• _What this task involves_
Return each line of the records with nothing changed, pictures excepted.

• _Task data_
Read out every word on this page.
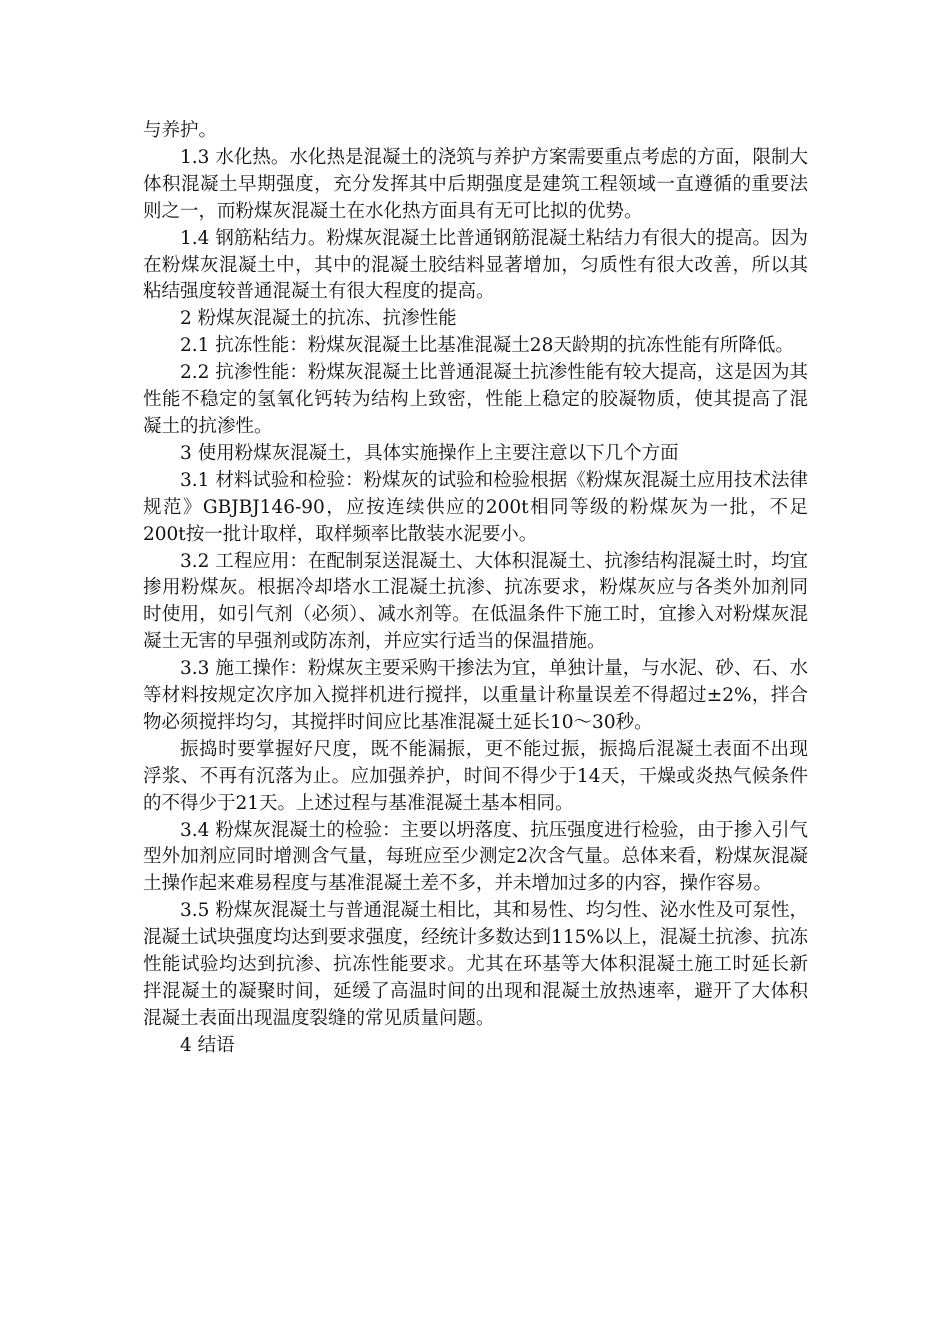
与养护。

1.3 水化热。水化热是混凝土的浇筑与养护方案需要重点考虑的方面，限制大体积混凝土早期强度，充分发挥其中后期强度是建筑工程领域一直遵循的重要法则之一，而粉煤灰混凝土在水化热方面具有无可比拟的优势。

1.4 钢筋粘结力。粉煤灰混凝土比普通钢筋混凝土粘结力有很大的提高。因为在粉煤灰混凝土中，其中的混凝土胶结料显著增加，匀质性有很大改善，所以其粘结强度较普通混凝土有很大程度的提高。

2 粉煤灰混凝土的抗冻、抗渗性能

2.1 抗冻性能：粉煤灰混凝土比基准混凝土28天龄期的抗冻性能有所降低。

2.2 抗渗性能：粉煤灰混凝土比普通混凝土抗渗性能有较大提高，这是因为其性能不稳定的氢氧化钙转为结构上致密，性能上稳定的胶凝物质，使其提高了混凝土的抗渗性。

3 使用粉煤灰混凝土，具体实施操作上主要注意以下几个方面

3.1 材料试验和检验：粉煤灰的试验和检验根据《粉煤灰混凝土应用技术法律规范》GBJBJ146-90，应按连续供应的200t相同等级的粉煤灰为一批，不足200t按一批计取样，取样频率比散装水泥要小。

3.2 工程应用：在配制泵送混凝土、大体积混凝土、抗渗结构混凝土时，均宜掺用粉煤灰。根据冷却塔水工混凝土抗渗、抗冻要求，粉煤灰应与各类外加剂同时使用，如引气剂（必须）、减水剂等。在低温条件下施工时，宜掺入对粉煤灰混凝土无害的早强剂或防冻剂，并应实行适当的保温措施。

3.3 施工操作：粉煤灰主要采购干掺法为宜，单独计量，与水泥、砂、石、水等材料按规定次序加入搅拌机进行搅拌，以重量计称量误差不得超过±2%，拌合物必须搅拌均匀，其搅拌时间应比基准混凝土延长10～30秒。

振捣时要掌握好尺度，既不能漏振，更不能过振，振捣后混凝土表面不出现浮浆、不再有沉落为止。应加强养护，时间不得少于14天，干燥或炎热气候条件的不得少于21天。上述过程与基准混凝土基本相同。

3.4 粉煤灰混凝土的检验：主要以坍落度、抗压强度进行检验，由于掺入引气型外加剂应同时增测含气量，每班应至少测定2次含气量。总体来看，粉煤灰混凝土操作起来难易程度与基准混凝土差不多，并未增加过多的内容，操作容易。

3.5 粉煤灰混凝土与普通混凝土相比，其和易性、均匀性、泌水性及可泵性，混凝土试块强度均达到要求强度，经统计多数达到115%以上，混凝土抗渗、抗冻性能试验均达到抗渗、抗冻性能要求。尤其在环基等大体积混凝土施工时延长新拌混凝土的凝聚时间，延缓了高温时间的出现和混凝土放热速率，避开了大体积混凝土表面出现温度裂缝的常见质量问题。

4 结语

• _The result_
Read out every word on this page.
与养护。

1.3 水化热。水化热是混凝土的浇筑与养护方案需要重点考虑的方面，限制大体积混凝土早期强度，充分发挥其中后期强度是建筑工程领域一直遵循的重要法则之一，而粉煤灰混凝土在水化热方面具有无可比拟的优势。

1.4 钢筋粘结力。粉煤灰混凝土比普通钢筋混凝土粘结力有很大的提高。因为在粉煤灰混凝土中，其中的混凝土胶结料显著增加，匀质性有很大改善，所以其粘结强度较普通混凝土有很大程度的提高。

2 粉煤灰混凝土的抗冻、抗渗性能

2.1 抗冻性能：粉煤灰混凝土比基准混凝土28天龄期的抗冻性能有所降低。

2.2 抗渗性能：粉煤灰混凝土比普通混凝土抗渗性能有较大提高，这是因为其性能不稳定的氢氧化钙转为结构上致密，性能上稳定的胶凝物质，使其提高了混凝土的抗渗性。

3 使用粉煤灰混凝土，具体实施操作上主要注意以下几个方面

3.1 材料试验和检验：粉煤灰的试验和检验根据《粉煤灰混凝土应用技术法律规范》GBJBJ146-90，应按连续供应的200t相同等级的粉煤灰为一批，不足200t按一批计取样，取样频率比散装水泥要小。

3.2 工程应用：在配制泵送混凝土、大体积混凝土、抗渗结构混凝土时，均宜掺用粉煤灰。根据冷却塔水工混凝土抗渗、抗冻要求，粉煤灰应与各类外加剂同时使用，如引气剂（必须）、减水剂等。在低温条件下施工时，宜掺入对粉煤灰混凝土无害的早强剂或防冻剂，并应实行适当的保温措施。

3.3 施工操作：粉煤灰主要采购干掺法为宜，单独计量，与水泥、砂、石、水等材料按规定次序加入搅拌机进行搅拌，以重量计称量误差不得超过±2%，拌合物必须搅拌均匀，其搅拌时间应比基准混凝土延长10～30秒。

振捣时要掌握好尺度，既不能漏振，更不能过振，振捣后混凝土表面不出现浮浆、不再有沉落为止。应加强养护，时间不得少于14天，干燥或炎热气候条件的不得少于21天。上述过程与基准混凝土基本相同。

3.4 粉煤灰混凝土的检验：主要以坍落度、抗压强度进行检验，由于掺入引气型外加剂应同时增测含气量，每班应至少测定2次含气量。总体来看，粉煤灰混凝土操作起来难易程度与基准混凝土差不多，并未增加过多的内容，操作容易。

3.5 粉煤灰混凝土与普通混凝土相比，其和易性、均匀性、泌水性及可泵性，混凝土试块强度均达到要求强度，经统计多数达到115%以上，混凝土抗渗、抗冻性能试验均达到抗渗、抗冻性能要求。尤其在环基等大体积混凝土施工时延长新拌混凝土的凝聚时间，延缓了高温时间的出现和混凝土放热速率，避开了大体积混凝土表面出现温度裂缝的常见质量问题。

4 结语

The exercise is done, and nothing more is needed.